━━━━━ Recorded information

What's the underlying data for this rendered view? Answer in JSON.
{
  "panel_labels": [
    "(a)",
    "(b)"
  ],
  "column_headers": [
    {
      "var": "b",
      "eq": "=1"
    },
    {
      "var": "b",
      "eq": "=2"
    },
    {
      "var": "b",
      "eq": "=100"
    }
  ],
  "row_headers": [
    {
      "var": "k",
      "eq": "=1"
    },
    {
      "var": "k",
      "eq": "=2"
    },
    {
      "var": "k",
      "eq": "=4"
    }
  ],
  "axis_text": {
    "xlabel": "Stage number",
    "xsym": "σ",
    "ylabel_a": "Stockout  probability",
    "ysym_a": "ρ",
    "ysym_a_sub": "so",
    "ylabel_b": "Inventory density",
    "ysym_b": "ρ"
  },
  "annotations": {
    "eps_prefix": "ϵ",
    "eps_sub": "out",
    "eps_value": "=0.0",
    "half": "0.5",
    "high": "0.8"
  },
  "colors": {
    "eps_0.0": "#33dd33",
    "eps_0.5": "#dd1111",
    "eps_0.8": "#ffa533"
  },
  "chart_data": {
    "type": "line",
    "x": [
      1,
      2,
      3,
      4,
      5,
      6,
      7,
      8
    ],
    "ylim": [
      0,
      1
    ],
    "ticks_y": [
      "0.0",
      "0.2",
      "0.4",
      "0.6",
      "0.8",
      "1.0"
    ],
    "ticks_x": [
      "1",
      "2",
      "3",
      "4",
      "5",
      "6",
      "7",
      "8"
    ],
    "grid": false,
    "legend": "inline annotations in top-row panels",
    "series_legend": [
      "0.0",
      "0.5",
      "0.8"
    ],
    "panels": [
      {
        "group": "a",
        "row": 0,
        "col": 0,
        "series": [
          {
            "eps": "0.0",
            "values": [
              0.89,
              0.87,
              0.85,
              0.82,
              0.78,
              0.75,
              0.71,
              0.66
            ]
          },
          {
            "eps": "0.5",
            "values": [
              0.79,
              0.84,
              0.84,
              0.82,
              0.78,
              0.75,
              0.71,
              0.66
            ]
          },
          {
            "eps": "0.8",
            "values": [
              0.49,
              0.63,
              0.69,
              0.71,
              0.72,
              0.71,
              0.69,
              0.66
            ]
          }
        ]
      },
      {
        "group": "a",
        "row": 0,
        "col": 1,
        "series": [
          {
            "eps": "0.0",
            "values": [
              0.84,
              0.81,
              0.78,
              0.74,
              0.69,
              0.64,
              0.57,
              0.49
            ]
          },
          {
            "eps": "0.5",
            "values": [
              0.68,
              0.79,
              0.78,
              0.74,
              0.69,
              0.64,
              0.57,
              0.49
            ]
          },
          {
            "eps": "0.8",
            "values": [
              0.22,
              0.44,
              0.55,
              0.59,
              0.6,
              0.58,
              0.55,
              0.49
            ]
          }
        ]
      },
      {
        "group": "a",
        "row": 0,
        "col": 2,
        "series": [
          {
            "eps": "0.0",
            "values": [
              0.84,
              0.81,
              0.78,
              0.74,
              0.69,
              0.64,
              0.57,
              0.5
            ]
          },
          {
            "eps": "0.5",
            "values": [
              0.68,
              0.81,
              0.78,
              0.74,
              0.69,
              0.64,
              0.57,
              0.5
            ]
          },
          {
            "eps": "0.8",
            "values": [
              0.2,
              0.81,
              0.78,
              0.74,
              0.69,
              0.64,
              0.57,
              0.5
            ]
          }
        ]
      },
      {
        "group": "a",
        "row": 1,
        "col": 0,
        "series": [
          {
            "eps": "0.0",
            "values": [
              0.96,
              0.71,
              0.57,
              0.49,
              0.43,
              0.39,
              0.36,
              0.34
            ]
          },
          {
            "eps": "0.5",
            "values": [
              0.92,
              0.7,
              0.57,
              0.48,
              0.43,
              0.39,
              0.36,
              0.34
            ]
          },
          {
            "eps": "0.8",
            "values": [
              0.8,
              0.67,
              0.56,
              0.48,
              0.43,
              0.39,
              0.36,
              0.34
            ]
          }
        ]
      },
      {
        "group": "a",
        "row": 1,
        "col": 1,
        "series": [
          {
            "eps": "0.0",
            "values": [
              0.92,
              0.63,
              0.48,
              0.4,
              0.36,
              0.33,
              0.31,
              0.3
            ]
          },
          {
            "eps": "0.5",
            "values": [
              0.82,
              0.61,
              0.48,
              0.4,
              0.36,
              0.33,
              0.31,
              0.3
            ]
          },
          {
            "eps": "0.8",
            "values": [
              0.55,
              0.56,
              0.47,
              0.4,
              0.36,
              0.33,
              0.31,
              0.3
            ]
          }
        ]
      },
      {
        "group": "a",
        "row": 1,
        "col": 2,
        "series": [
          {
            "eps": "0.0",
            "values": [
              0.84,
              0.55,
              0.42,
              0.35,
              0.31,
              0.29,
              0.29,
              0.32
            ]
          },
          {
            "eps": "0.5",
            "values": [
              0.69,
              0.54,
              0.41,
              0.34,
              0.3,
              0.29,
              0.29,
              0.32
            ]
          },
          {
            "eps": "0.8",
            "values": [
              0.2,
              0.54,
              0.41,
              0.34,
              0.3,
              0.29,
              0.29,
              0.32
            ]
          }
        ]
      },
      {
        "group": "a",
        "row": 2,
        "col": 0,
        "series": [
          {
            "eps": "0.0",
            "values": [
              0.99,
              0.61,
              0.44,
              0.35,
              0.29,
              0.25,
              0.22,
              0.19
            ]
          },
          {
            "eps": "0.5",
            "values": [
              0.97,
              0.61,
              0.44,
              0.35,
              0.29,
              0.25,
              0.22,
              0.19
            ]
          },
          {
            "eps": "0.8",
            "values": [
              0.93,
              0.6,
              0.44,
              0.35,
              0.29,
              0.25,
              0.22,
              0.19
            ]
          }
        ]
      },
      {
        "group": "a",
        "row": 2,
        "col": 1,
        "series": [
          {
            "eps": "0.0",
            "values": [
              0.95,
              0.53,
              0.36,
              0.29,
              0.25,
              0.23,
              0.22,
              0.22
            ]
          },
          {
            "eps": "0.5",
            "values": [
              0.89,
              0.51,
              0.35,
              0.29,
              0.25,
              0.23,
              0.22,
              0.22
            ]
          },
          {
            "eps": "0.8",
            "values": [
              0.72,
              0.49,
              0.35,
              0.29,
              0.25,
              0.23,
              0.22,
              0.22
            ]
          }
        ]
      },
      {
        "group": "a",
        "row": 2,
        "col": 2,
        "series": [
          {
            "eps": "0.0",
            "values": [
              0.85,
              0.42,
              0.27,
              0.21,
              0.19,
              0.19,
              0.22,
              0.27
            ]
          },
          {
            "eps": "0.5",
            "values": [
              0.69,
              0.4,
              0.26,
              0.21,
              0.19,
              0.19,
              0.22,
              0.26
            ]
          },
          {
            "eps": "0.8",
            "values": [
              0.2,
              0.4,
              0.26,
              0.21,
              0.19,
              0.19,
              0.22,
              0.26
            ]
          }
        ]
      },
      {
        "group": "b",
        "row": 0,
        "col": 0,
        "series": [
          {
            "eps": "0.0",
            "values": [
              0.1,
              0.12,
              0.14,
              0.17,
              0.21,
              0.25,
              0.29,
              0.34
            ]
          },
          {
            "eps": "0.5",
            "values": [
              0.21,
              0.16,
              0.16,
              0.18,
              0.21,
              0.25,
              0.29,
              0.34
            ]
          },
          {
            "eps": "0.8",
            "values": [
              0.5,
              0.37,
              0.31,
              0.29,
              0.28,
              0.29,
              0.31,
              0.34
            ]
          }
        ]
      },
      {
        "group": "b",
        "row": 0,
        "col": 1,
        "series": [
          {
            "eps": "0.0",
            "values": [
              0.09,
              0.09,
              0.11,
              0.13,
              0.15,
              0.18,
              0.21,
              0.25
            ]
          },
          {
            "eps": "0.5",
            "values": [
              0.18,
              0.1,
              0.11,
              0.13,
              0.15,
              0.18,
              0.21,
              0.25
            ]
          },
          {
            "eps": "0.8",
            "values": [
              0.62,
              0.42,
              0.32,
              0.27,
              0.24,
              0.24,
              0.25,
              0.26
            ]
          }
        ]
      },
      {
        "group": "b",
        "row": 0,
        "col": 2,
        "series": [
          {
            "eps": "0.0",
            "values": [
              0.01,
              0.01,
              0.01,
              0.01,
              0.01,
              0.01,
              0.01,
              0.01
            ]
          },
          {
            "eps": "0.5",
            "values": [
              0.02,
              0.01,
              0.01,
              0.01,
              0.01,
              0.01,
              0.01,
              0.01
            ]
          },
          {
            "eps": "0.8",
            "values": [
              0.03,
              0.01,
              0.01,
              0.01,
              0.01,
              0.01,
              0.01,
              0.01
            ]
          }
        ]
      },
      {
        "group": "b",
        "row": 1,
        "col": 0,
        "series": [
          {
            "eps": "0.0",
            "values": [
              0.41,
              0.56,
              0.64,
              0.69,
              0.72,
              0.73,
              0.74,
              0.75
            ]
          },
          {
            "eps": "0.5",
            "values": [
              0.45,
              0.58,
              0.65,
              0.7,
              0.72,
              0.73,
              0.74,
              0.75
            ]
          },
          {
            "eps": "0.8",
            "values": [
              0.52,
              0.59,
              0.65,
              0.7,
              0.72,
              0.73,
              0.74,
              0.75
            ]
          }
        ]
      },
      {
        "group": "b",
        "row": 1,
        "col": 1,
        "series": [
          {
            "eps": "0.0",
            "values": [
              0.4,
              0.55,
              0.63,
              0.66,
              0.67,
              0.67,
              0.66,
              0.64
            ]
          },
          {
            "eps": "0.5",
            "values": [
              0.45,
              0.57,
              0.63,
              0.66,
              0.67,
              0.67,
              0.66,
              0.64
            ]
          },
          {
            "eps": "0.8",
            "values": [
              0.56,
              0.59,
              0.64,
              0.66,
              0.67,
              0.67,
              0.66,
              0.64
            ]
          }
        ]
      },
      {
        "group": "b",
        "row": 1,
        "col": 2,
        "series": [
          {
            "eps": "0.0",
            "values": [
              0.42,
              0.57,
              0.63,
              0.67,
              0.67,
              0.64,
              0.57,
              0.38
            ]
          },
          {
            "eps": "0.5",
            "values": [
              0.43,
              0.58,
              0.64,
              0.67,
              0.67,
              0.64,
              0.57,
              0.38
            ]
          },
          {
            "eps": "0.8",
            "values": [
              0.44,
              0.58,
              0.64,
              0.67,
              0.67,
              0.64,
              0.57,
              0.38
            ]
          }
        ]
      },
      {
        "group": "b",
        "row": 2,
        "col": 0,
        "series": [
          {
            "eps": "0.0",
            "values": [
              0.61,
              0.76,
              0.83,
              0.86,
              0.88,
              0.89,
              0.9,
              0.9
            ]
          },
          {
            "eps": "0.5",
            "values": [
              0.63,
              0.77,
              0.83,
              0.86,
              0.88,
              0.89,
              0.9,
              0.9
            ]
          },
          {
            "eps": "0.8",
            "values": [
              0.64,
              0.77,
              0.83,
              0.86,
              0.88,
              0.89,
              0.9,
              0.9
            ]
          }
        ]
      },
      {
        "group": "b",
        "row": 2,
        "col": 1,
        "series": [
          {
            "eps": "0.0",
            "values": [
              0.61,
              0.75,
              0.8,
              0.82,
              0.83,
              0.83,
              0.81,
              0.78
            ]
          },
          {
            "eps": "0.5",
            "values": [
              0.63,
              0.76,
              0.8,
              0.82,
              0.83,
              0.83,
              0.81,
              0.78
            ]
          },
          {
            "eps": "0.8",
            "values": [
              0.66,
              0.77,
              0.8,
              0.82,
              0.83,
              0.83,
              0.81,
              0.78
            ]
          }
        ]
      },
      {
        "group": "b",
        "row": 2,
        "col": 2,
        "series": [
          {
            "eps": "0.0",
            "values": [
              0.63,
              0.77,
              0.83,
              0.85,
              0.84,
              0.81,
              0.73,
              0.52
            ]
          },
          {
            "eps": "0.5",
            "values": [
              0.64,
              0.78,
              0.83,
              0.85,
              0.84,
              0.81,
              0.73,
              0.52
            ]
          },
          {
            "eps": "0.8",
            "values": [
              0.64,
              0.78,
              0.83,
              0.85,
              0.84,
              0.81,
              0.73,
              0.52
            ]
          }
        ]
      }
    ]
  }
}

━━━━━━━━━━

**Task to complete**
Copy each line of the listing that includes "annotations".

**Expected output**
  "annotations": {
    "legend": "inline annotations in top-row panels",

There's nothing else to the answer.